begin Supplied records

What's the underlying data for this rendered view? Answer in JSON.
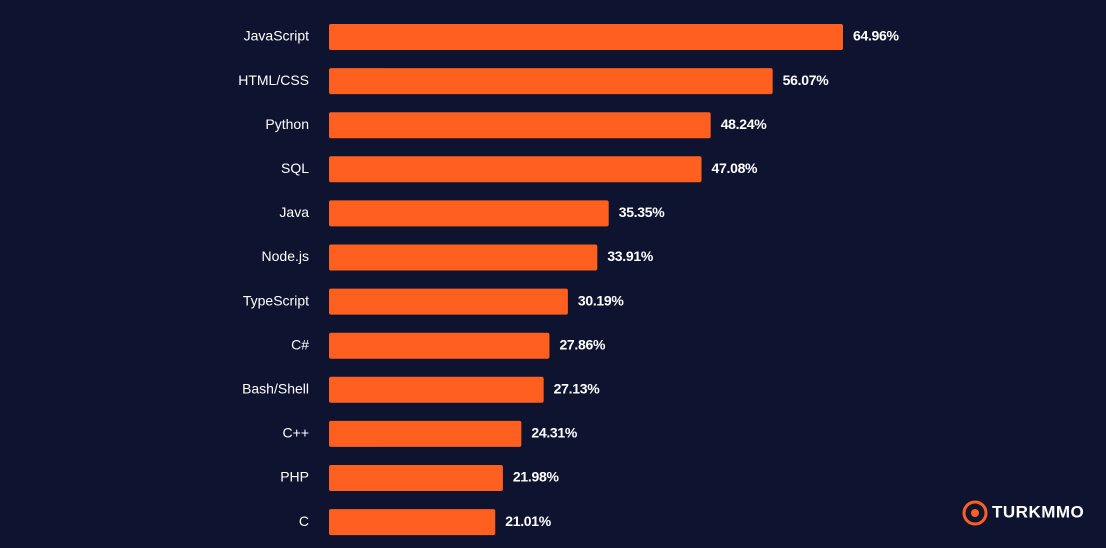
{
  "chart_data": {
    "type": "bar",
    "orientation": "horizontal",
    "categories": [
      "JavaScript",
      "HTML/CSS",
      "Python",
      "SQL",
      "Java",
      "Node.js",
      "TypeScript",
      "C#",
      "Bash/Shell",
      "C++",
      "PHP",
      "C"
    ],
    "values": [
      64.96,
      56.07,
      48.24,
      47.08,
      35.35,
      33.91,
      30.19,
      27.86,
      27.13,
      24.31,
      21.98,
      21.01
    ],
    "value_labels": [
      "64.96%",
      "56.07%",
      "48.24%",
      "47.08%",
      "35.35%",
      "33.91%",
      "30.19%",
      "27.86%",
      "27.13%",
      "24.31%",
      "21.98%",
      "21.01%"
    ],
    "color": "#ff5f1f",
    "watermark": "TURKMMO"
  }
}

end Supplied records
begin Supplied records

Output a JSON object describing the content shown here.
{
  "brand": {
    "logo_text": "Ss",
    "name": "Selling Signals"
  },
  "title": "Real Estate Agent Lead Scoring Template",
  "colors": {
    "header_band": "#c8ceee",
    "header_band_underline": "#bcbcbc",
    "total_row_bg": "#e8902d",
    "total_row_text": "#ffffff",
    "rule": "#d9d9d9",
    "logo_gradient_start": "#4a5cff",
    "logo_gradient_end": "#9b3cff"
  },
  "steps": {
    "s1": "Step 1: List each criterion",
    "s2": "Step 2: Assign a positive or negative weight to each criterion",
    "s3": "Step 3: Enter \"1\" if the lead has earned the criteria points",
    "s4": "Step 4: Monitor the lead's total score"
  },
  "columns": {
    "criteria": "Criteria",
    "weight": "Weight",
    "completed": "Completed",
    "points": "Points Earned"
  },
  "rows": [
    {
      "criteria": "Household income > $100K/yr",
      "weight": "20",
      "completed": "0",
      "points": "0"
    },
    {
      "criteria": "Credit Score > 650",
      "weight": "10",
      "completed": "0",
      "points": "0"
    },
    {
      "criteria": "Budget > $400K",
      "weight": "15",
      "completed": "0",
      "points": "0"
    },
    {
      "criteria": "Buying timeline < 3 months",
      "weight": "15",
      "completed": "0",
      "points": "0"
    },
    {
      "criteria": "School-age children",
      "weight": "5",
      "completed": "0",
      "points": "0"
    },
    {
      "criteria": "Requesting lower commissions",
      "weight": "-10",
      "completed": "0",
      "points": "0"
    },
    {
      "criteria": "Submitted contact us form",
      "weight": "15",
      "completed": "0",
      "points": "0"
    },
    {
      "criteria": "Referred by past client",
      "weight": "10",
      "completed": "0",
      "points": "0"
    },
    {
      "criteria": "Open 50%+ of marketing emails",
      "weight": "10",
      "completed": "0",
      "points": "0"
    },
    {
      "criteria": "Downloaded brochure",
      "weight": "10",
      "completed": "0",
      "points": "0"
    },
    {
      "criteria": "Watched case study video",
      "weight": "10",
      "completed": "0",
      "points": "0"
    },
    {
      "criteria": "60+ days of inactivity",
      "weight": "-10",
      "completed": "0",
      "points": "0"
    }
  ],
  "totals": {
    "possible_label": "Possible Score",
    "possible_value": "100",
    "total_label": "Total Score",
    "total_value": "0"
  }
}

end Supplied records

● What is being asked
Within the data above, count the lines that contain the string "criterion"; the reply is the number alone.

● Output for this exercise
2